→ Aim
Your task is to transcribe all of the records exactly and leave out the pictures.

* begin Exercise material *

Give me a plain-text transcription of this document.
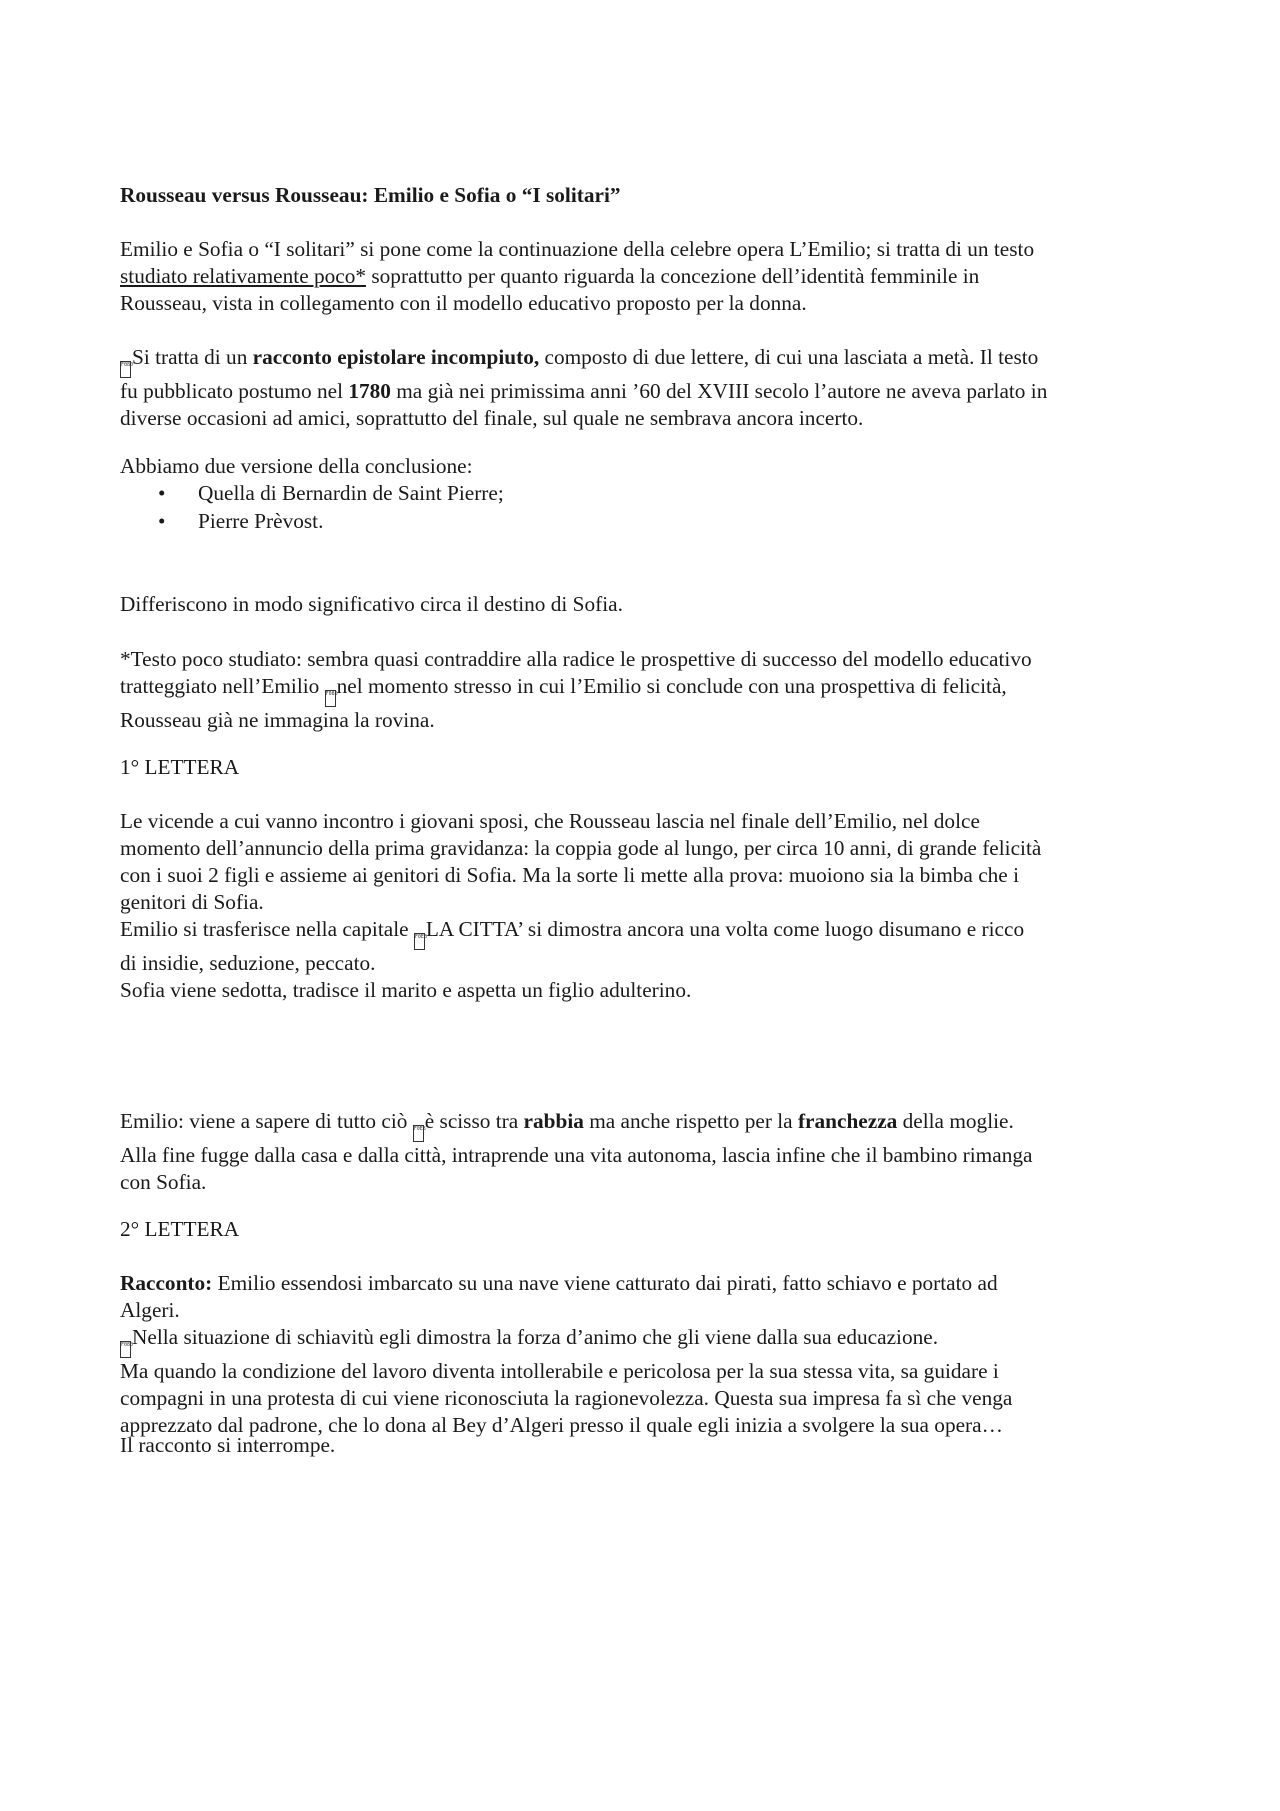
Rousseau versus Rousseau: Emilio e Sofia o “I solitari”
Emilio e Sofia o “I solitari” si pone come la continuazione della celebre opera L’Emilio; si tratta di un testo
studiato relativamente poco* soprattutto per quanto riguarda la concezione dell’identità femminile in
Rousseau, vista in collegamento con il modello educativo proposto per la donna.
F080Si tratta di un racconto epistolare incompiuto, composto di due lettere, di cui una lasciata a metà. Il testo
fu pubblicato postumo nel 1780 ma già nei primissima anni ’60 del XVIII secolo l’autore ne aveva parlato in
diverse occasioni ad amici, soprattutto del finale, sul quale ne sembrava ancora incerto.
Abbiamo due versione della conclusione:
• Quella di Bernardin de Saint Pierre;
• Pierre Prèvost.
Differiscono in modo significativo circa il destino di Sofia.
*Testo poco studiato: sembra quasi contraddire alla radice le prospettive di successo del modello educativo
tratteggiato nell’Emilio F080nel momento stresso in cui l’Emilio si conclude con una prospettiva di felicità,
Rousseau già ne immagina la rovina.
1° LETTERA
Le vicende a cui vanno incontro i giovani sposi, che Rousseau lascia nel finale dell’Emilio, nel dolce
momento dell’annuncio della prima gravidanza: la coppia gode al lungo, per circa 10 anni, di grande felicità
con i suoi 2 figli e assieme ai genitori di Sofia. Ma la sorte li mette alla prova: muoiono sia la bimba che i
genitori di Sofia.
Emilio si trasferisce nella capitale F0E8LA CITTA’ si dimostra ancora una volta come luogo disumano e ricco
di insidie, seduzione, peccato.
Sofia viene sedotta, tradisce il marito e aspetta un figlio adulterino.
Emilio: viene a sapere di tutto ciò F0E8è scisso tra rabbia ma anche rispetto per la franchezza della moglie.
Alla fine fugge dalla casa e dalla città, intraprende una vita autonoma, lascia infine che il bambino rimanga
con Sofia.
2° LETTERA
Racconto: Emilio essendosi imbarcato su una nave viene catturato dai pirati, fatto schiavo e portato ad
Algeri.
F080Nella situazione di schiavitù egli dimostra la forza d’animo che gli viene dalla sua educazione.
Ma quando la condizione del lavoro diventa intollerabile e pericolosa per la sua stessa vita, sa guidare i
compagni in una protesta di cui viene riconosciuta la ragionevolezza. Questa sua impresa fa sì che venga
apprezzato dal padrone, che lo dona al Bey d’Algeri presso il quale egli inizia a svolgere la sua opera…
Il racconto si interrompe.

* end Exercise material *

→ Expected answer
Give me a plain-text transcription of this document.
Rousseau versus Rousseau: Emilio e Sofia o “I solitari”
Emilio e Sofia o “I solitari” si pone come la continuazione della celebre opera L’Emilio; si tratta di un testo
studiato relativamente poco* soprattutto per quanto riguarda la concezione dell’identità femminile in
Rousseau, vista in collegamento con il modello educativo proposto per la donna.
F080Si tratta di un racconto epistolare incompiuto, composto di due lettere, di cui una lasciata a metà. Il testo
fu pubblicato postumo nel 1780 ma già nei primissima anni ’60 del XVIII secolo l’autore ne aveva parlato in
diverse occasioni ad amici, soprattutto del finale, sul quale ne sembrava ancora incerto.
Abbiamo due versione della conclusione:
• Quella di Bernardin de Saint Pierre;
• Pierre Prèvost.
Differiscono in modo significativo circa il destino di Sofia.
*Testo poco studiato: sembra quasi contraddire alla radice le prospettive di successo del modello educativo
tratteggiato nell’Emilio F080nel momento stresso in cui l’Emilio si conclude con una prospettiva di felicità,
Rousseau già ne immagina la rovina.
1° LETTERA
Le vicende a cui vanno incontro i giovani sposi, che Rousseau lascia nel finale dell’Emilio, nel dolce
momento dell’annuncio della prima gravidanza: la coppia gode al lungo, per circa 10 anni, di grande felicità
con i suoi 2 figli e assieme ai genitori di Sofia. Ma la sorte li mette alla prova: muoiono sia la bimba che i
genitori di Sofia.
Emilio si trasferisce nella capitale F0E8LA CITTA’ si dimostra ancora una volta come luogo disumano e ricco
di insidie, seduzione, peccato.
Sofia viene sedotta, tradisce il marito e aspetta un figlio adulterino.
Emilio: viene a sapere di tutto ciò F0E8è scisso tra rabbia ma anche rispetto per la franchezza della moglie.
Alla fine fugge dalla casa e dalla città, intraprende una vita autonoma, lascia infine che il bambino rimanga
con Sofia.
2° LETTERA
Racconto: Emilio essendosi imbarcato su una nave viene catturato dai pirati, fatto schiavo e portato ad
Algeri.
F080Nella situazione di schiavitù egli dimostra la forza d’animo che gli viene dalla sua educazione.
Ma quando la condizione del lavoro diventa intollerabile e pericolosa per la sua stessa vita, sa guidare i
compagni in una protesta di cui viene riconosciuta la ragionevolezza. Questa sua impresa fa sì che venga
apprezzato dal padrone, che lo dona al Bey d’Algeri presso il quale egli inizia a svolgere la sua opera…
Il racconto si interrompe.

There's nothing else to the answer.